* PROVIDED RECORDS:
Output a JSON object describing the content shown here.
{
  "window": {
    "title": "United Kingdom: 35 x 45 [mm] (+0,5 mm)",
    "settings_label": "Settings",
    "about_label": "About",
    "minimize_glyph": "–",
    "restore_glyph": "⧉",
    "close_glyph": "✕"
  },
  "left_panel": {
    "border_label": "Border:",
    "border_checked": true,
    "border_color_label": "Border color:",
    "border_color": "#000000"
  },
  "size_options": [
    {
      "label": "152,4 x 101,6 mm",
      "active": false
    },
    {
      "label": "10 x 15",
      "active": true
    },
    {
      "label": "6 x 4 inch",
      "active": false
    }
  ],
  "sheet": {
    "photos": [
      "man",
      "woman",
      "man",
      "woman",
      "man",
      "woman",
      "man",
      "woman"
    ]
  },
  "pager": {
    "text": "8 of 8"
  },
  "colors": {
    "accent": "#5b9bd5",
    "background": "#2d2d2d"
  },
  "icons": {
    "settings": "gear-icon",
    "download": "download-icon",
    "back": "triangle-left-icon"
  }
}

* GOAL OF THE EXERCISE: Type out the whole listing above again, exactly as it stands.

* REPLY TO THE TASK:
Output a JSON object describing the content shown here.
{
  "window": {
    "title": "United Kingdom: 35 x 45 [mm] (+0,5 mm)",
    "settings_label": "Settings",
    "about_label": "About",
    "minimize_glyph": "–",
    "restore_glyph": "⧉",
    "close_glyph": "✕"
  },
  "left_panel": {
    "border_label": "Border:",
    "border_checked": true,
    "border_color_label": "Border color:",
    "border_color": "#000000"
  },
  "size_options": [
    {
      "label": "152,4 x 101,6 mm",
      "active": false
    },
    {
      "label": "10 x 15",
      "active": true
    },
    {
      "label": "6 x 4 inch",
      "active": false
    }
  ],
  "sheet": {
    "photos": [
      "man",
      "woman",
      "man",
      "woman",
      "man",
      "woman",
      "man",
      "woman"
    ]
  },
  "pager": {
    "text": "8 of 8"
  },
  "colors": {
    "accent": "#5b9bd5",
    "background": "#2d2d2d"
  },
  "icons": {
    "settings": "gear-icon",
    "download": "download-icon",
    "back": "triangle-left-icon"
  }
}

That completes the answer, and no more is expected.